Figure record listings
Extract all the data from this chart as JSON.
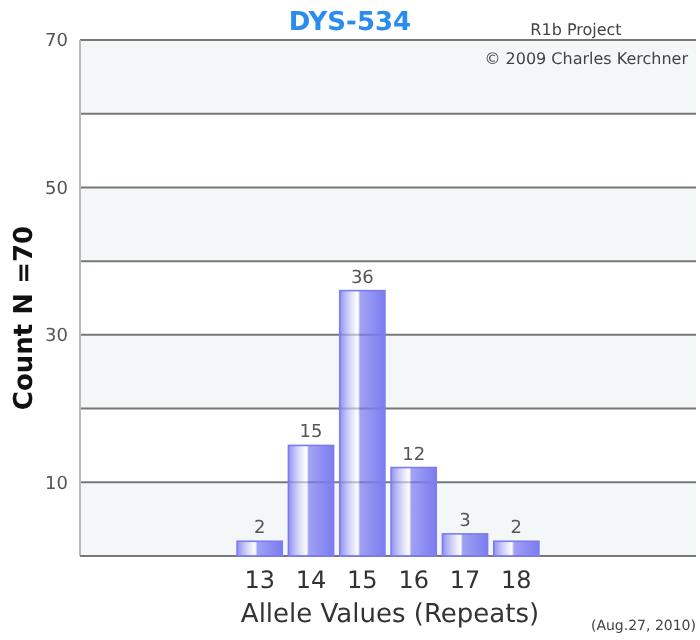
{
  "chart_data": {
    "type": "bar",
    "title": "DYS-534",
    "xlabel": "Allele Values (Repeats)",
    "ylabel": "Count N =70",
    "categories": [
      null,
      null,
      null,
      "13",
      "14",
      "15",
      "16",
      "17",
      "18",
      null,
      null,
      null
    ],
    "values": [
      null,
      null,
      null,
      2,
      15,
      36,
      12,
      3,
      2,
      null,
      null,
      null
    ],
    "color": "#7c7cf0",
    "data_labels": true,
    "ylim": [
      0,
      70
    ],
    "yticks": [
      {
        "value": 0,
        "label": null
      },
      10,
      {
        "value": 20,
        "label": null
      },
      30,
      {
        "value": 40,
        "label": null
      },
      50,
      {
        "value": 60,
        "label": null
      },
      70
    ],
    "grid": "y",
    "annotations": [
      "R1b Project",
      "© 2009 Charles Kerchner",
      "(Aug.27, 2010)"
    ]
  }
}
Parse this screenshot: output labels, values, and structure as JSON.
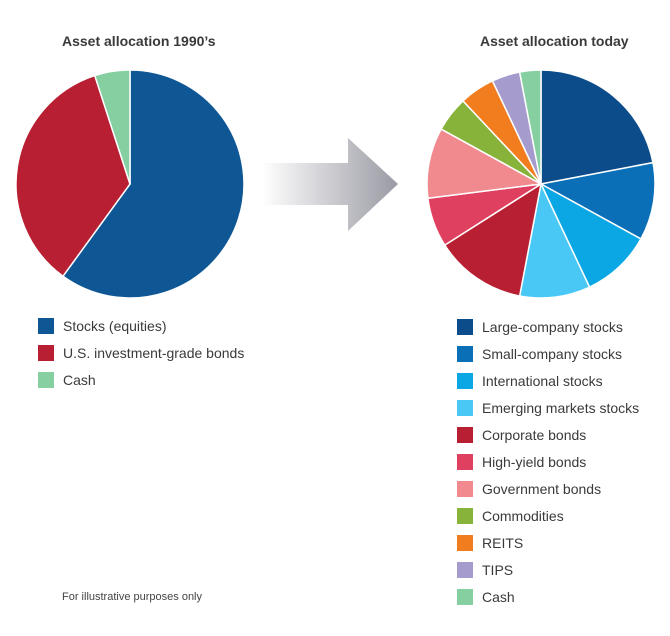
{
  "chart_data": [
    {
      "type": "pie",
      "title": "Asset allocation 1990’s",
      "slices": [
        {
          "label": "Stocks (equities)",
          "value": 60,
          "color": "#0e5694"
        },
        {
          "label": "U.S. investment-grade bonds",
          "value": 35,
          "color": "#b91f32"
        },
        {
          "label": "Cash",
          "value": 5,
          "color": "#85cfa0"
        }
      ],
      "legend_placement": "bottom"
    },
    {
      "type": "pie",
      "title": "Asset allocation today",
      "slices": [
        {
          "label": "Large-company stocks",
          "value": 22,
          "color": "#0d4c8a"
        },
        {
          "label": "Small-company stocks",
          "value": 11,
          "color": "#0a6fb7"
        },
        {
          "label": "International stocks",
          "value": 10,
          "color": "#0aa7e4"
        },
        {
          "label": "Emerging markets stocks",
          "value": 10,
          "color": "#49c8f5"
        },
        {
          "label": "Corporate bonds",
          "value": 13,
          "color": "#b91f32"
        },
        {
          "label": "High-yield bonds",
          "value": 7,
          "color": "#e0405f"
        },
        {
          "label": "Government bonds",
          "value": 10,
          "color": "#f08a8e"
        },
        {
          "label": "Commodities",
          "value": 5,
          "color": "#87b33b"
        },
        {
          "label": "REITS",
          "value": 5,
          "color": "#f27d1f"
        },
        {
          "label": "TIPS",
          "value": 4,
          "color": "#a59ccd"
        },
        {
          "label": "Cash",
          "value": 3,
          "color": "#85cfa0"
        }
      ],
      "legend_placement": "bottom"
    }
  ],
  "footnote": "For illustrative purposes only",
  "colors": {
    "arrow_dark": "#9a9aa4",
    "arrow_light": "#ffffff"
  }
}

SET TASK
What comes back should match the records exactly, minus any pictures.

PROBLEM SOLUTION
Extract all the data from this chart as JSON.
{
  "chart_data": {
    "type": "bar",
    "title": "DYS-534",
    "xlabel": "Allele Values (Repeats)",
    "ylabel": "Count N =70",
    "categories": [
      null,
      null,
      null,
      "13",
      "14",
      "15",
      "16",
      "17",
      "18",
      null,
      null,
      null
    ],
    "values": [
      null,
      null,
      null,
      2,
      15,
      36,
      12,
      3,
      2,
      null,
      null,
      null
    ],
    "color": "#7c7cf0",
    "data_labels": true,
    "ylim": [
      0,
      70
    ],
    "yticks": [
      {
        "value": 0,
        "label": null
      },
      10,
      {
        "value": 20,
        "label": null
      },
      30,
      {
        "value": 40,
        "label": null
      },
      50,
      {
        "value": 60,
        "label": null
      },
      70
    ],
    "grid": "y",
    "annotations": [
      "R1b Project",
      "© 2009 Charles Kerchner",
      "(Aug.27, 2010)"
    ]
  }
}
Parse this screenshot: output labels, values, and structure as JSON.
{
  "chart_data": [
    {
      "type": "pie",
      "title": "Asset allocation 1990’s",
      "slices": [
        {
          "label": "Stocks (equities)",
          "value": 60,
          "color": "#0e5694"
        },
        {
          "label": "U.S. investment-grade bonds",
          "value": 35,
          "color": "#b91f32"
        },
        {
          "label": "Cash",
          "value": 5,
          "color": "#85cfa0"
        }
      ],
      "legend_placement": "bottom"
    },
    {
      "type": "pie",
      "title": "Asset allocation today",
      "slices": [
        {
          "label": "Large-company stocks",
          "value": 22,
          "color": "#0d4c8a"
        },
        {
          "label": "Small-company stocks",
          "value": 11,
          "color": "#0a6fb7"
        },
        {
          "label": "International stocks",
          "value": 10,
          "color": "#0aa7e4"
        },
        {
          "label": "Emerging markets stocks",
          "value": 10,
          "color": "#49c8f5"
        },
        {
          "label": "Corporate bonds",
          "value": 13,
          "color": "#b91f32"
        },
        {
          "label": "High-yield bonds",
          "value": 7,
          "color": "#e0405f"
        },
        {
          "label": "Government bonds",
          "value": 10,
          "color": "#f08a8e"
        },
        {
          "label": "Commodities",
          "value": 5,
          "color": "#87b33b"
        },
        {
          "label": "REITS",
          "value": 5,
          "color": "#f27d1f"
        },
        {
          "label": "TIPS",
          "value": 4,
          "color": "#a59ccd"
        },
        {
          "label": "Cash",
          "value": 3,
          "color": "#85cfa0"
        }
      ],
      "legend_placement": "bottom"
    }
  ],
  "footnote": "For illustrative purposes only",
  "colors": {
    "arrow_dark": "#9a9aa4",
    "arrow_light": "#ffffff"
  }
}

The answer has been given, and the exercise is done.